*The request:* Go through the entries and count the lines with the string "data" in them. Give only that number.

Stored entries:
# # # # # # #

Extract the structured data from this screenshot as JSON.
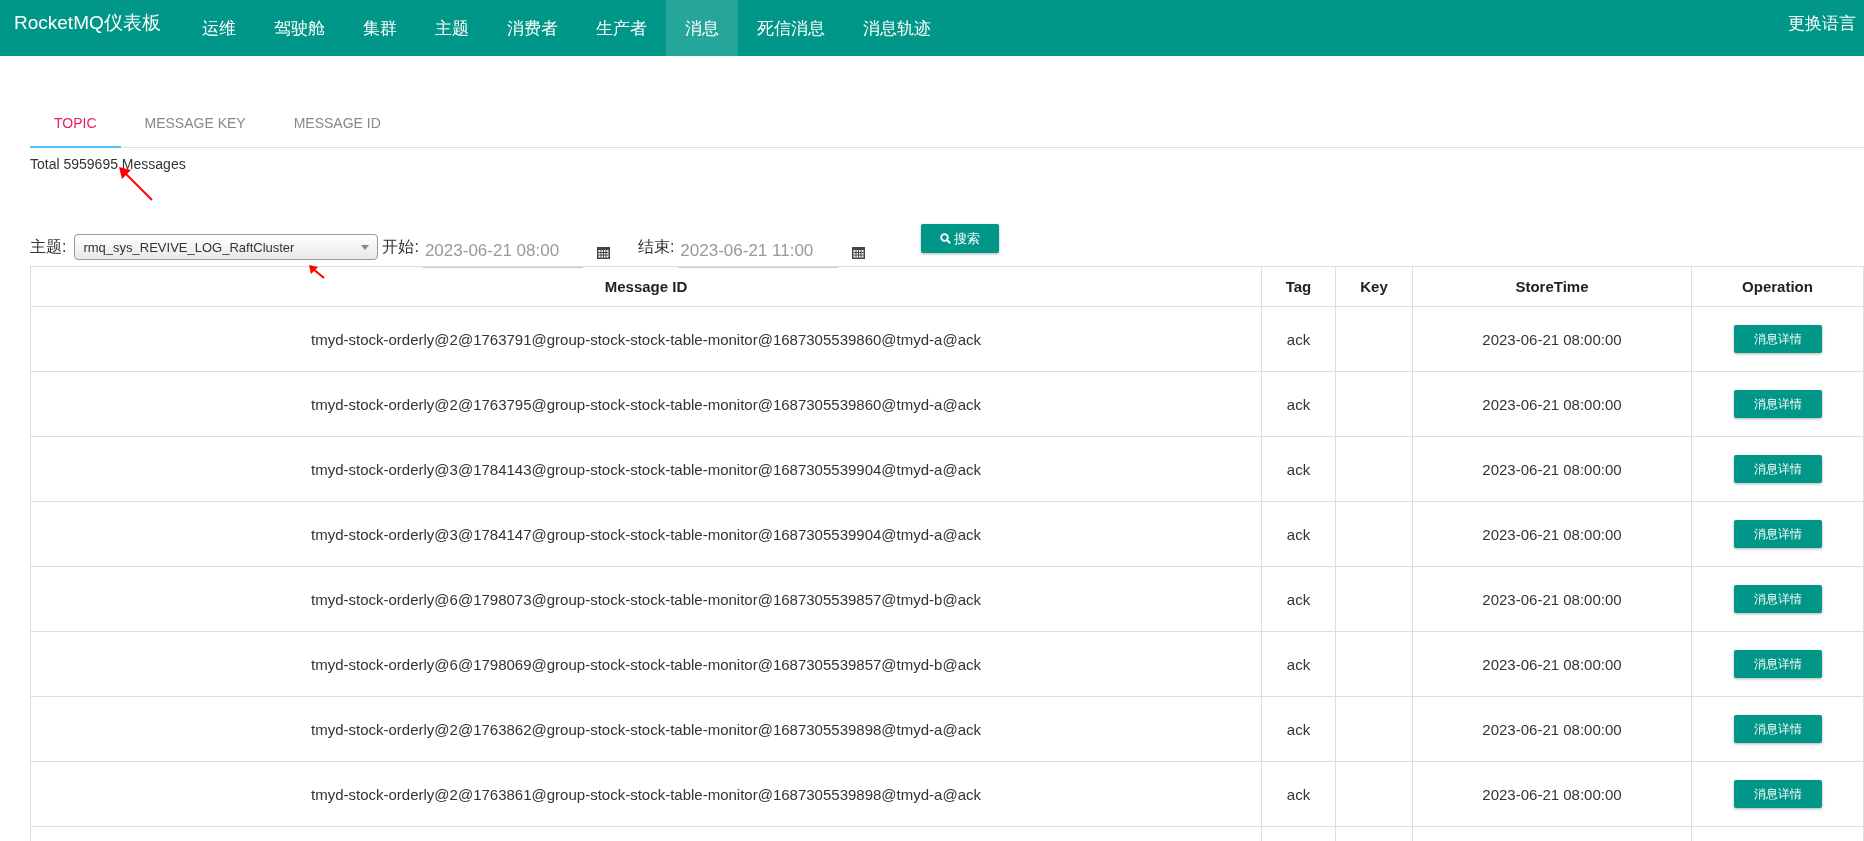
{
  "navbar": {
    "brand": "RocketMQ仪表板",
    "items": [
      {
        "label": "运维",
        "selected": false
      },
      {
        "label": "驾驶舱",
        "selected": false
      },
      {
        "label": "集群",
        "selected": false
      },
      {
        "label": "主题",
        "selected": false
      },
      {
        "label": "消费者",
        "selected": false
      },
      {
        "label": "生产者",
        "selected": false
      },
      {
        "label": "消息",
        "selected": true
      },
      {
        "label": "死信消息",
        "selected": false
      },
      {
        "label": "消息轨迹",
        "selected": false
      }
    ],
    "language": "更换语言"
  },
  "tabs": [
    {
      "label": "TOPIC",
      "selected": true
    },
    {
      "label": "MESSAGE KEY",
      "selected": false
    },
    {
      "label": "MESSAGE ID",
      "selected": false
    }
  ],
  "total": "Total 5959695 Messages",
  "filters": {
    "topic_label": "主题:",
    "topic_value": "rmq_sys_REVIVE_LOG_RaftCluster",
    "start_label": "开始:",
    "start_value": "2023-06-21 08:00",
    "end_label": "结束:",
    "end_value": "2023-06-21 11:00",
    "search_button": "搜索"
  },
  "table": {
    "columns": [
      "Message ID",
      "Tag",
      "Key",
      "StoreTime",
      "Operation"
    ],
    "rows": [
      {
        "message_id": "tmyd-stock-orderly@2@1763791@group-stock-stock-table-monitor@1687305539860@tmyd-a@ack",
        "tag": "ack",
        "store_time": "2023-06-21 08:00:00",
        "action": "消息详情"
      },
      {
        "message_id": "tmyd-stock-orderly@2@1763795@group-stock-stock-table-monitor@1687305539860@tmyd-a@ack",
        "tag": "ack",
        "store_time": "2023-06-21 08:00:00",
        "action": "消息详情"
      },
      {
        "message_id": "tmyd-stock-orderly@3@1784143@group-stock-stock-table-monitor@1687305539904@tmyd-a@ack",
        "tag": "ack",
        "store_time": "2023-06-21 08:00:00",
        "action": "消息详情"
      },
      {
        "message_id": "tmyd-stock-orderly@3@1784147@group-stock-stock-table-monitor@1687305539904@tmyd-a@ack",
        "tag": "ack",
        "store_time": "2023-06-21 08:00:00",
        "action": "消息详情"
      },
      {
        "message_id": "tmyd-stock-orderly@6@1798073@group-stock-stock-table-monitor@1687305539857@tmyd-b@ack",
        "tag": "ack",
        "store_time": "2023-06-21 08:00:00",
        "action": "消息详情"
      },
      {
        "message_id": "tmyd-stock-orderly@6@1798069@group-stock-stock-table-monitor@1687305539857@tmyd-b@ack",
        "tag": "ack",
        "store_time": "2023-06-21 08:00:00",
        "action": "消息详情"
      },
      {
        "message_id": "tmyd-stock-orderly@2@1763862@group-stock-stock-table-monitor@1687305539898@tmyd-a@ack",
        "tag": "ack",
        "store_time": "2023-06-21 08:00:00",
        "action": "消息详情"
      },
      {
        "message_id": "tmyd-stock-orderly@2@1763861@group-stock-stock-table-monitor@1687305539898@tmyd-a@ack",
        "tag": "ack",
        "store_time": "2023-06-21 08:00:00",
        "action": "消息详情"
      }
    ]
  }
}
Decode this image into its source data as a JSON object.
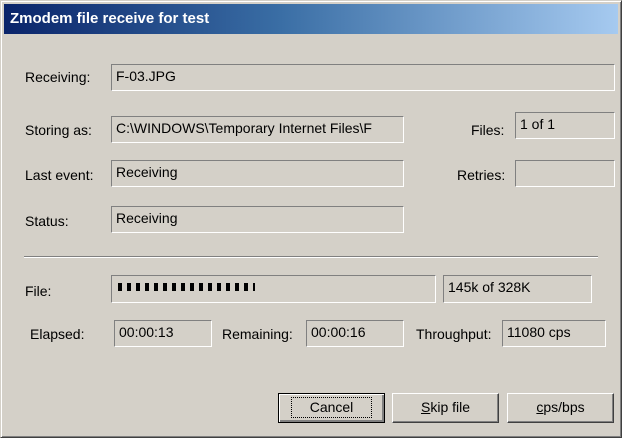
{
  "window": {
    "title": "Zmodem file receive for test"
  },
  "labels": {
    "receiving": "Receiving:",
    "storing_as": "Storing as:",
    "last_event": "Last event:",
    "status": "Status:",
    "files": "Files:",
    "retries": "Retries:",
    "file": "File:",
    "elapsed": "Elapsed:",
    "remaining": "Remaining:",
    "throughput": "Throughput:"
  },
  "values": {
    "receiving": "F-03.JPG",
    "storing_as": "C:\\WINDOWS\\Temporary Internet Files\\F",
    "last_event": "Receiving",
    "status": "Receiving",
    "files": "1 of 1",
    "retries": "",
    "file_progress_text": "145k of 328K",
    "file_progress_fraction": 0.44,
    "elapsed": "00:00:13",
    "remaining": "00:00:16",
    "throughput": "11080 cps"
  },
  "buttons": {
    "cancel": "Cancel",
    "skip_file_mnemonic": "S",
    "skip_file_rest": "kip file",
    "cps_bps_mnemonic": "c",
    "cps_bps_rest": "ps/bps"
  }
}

# # # # # # #

*Response:* 2